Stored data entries
☆ ☆ ☆ ☆ ☆ ☆ ☆

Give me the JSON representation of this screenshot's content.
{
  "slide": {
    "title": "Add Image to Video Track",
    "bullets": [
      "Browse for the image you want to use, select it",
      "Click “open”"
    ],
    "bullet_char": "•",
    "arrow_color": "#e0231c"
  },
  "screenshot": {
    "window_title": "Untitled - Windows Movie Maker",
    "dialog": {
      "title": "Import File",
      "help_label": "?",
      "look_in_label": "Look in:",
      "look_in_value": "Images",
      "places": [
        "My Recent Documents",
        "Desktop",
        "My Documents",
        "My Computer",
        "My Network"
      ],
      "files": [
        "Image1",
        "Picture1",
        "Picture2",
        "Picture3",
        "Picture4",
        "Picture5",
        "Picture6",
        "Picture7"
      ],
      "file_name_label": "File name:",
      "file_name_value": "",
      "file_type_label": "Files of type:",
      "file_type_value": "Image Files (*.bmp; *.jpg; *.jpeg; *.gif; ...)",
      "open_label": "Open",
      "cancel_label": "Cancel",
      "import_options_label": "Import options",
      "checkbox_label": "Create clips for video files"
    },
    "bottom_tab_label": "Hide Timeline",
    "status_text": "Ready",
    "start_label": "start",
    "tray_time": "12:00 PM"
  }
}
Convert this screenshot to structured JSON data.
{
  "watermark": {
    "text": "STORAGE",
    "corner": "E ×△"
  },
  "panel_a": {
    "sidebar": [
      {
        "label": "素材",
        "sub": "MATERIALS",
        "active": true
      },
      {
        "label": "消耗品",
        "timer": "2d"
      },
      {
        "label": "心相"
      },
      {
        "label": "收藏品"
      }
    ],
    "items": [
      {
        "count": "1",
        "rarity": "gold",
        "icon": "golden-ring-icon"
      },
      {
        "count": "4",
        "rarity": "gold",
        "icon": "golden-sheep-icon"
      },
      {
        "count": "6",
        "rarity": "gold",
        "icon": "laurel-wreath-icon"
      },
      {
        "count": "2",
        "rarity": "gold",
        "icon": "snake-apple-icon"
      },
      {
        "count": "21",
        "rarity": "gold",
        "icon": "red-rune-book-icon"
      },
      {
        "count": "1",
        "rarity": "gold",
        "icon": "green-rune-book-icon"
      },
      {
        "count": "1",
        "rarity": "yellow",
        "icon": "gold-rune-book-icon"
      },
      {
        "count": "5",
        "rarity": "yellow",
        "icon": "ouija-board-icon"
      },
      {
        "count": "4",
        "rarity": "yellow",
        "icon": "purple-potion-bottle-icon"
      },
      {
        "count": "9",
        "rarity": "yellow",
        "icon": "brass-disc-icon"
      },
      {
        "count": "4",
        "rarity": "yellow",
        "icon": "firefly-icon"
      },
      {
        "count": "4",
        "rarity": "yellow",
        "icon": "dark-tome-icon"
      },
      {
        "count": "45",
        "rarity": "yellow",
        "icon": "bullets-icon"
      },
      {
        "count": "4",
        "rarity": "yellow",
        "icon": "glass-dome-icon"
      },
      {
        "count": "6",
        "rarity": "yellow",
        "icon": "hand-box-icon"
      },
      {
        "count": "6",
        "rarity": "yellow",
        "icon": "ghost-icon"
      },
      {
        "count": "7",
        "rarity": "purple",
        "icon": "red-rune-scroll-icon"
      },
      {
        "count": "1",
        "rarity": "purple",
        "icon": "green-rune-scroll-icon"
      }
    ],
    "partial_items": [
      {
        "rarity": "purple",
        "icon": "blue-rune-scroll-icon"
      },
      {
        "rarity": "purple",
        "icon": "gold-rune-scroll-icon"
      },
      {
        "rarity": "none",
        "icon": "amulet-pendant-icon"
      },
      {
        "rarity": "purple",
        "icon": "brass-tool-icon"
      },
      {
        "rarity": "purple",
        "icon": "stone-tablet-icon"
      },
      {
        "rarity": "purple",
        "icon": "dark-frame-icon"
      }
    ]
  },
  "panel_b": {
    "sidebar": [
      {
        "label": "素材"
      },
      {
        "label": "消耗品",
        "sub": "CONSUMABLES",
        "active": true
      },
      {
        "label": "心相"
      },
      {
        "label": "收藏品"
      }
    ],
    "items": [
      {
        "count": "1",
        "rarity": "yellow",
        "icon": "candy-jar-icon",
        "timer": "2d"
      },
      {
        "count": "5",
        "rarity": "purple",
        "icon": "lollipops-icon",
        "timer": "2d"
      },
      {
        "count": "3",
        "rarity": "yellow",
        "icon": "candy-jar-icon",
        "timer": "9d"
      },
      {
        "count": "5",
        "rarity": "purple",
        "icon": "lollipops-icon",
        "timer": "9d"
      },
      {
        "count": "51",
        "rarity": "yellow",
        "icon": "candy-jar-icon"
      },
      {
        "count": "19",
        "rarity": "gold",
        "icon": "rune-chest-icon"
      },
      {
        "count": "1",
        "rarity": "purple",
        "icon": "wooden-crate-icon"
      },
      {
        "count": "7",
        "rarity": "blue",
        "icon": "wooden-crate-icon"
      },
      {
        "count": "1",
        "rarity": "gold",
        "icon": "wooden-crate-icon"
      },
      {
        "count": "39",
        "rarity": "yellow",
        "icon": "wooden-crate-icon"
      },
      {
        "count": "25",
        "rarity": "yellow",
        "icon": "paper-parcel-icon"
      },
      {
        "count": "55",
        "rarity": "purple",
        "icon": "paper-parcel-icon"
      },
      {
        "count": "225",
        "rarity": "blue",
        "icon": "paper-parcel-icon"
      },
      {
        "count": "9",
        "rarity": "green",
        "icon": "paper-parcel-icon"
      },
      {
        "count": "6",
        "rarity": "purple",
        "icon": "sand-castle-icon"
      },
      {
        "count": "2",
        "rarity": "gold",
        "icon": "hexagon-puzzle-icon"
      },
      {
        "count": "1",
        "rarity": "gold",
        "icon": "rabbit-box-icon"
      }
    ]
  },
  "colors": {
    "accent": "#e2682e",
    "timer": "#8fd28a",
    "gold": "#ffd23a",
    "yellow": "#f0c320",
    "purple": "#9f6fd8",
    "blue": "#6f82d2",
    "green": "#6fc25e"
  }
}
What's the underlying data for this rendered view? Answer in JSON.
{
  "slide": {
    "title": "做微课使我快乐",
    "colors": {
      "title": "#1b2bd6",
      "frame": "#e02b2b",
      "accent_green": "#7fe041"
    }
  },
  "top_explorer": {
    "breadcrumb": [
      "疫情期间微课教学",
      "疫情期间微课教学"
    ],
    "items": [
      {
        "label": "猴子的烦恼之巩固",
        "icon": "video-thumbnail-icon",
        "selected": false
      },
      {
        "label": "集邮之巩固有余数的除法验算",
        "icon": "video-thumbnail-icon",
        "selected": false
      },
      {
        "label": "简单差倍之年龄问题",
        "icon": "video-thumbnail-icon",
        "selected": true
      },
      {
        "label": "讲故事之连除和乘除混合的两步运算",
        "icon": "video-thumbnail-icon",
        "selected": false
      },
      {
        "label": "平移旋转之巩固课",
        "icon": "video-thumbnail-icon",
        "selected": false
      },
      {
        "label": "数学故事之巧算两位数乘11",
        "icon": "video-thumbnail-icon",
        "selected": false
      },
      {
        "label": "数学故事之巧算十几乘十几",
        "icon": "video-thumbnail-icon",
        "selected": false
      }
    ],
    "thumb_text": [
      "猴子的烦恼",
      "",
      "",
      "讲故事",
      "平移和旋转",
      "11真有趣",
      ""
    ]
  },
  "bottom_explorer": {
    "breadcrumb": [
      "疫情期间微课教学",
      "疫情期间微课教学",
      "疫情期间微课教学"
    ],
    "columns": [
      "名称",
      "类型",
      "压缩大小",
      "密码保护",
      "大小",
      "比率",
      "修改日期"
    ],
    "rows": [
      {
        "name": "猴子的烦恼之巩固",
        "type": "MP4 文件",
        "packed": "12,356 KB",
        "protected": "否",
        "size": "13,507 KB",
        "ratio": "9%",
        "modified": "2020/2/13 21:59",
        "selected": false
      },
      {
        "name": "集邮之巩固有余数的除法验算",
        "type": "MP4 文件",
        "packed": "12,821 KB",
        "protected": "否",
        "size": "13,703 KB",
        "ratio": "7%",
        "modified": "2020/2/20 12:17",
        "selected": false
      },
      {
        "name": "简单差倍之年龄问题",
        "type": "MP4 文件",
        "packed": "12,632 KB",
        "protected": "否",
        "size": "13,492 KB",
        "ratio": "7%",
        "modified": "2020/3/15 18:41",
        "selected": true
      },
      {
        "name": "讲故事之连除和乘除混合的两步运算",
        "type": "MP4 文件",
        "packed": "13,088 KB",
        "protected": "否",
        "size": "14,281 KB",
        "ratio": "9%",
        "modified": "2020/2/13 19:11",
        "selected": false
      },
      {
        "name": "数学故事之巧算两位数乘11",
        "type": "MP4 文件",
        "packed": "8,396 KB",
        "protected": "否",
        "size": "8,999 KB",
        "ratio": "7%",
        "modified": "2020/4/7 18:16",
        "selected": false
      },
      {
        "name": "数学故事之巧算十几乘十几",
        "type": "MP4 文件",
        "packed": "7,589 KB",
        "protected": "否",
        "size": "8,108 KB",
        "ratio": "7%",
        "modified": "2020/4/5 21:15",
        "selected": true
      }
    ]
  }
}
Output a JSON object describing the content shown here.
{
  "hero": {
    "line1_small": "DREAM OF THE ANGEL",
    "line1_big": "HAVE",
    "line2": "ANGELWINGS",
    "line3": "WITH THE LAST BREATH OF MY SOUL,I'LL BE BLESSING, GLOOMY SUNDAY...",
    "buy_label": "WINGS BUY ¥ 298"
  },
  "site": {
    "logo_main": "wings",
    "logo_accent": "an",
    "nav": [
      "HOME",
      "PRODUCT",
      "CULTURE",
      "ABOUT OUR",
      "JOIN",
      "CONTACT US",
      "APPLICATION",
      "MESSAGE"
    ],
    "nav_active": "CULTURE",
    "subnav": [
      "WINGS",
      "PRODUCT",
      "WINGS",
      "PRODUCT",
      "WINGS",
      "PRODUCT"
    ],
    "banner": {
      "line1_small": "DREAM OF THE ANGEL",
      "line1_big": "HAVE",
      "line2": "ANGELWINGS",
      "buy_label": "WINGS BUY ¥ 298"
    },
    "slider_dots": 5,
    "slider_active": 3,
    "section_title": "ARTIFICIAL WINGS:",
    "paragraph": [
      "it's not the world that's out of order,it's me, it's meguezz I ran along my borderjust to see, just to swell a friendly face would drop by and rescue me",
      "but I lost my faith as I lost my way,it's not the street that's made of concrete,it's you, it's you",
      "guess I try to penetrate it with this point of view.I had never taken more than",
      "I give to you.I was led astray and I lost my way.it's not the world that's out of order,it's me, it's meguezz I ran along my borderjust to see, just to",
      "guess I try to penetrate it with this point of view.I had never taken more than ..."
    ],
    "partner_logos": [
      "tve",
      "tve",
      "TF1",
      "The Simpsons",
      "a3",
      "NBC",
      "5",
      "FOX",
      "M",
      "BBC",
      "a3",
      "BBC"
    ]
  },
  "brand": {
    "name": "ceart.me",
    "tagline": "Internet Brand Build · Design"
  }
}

☆ ☆ ☆ ☆ ☆ ☆ ☆

Tally every line of the listing that holds the string "screenshot", then give the number by itself.

#### The response
3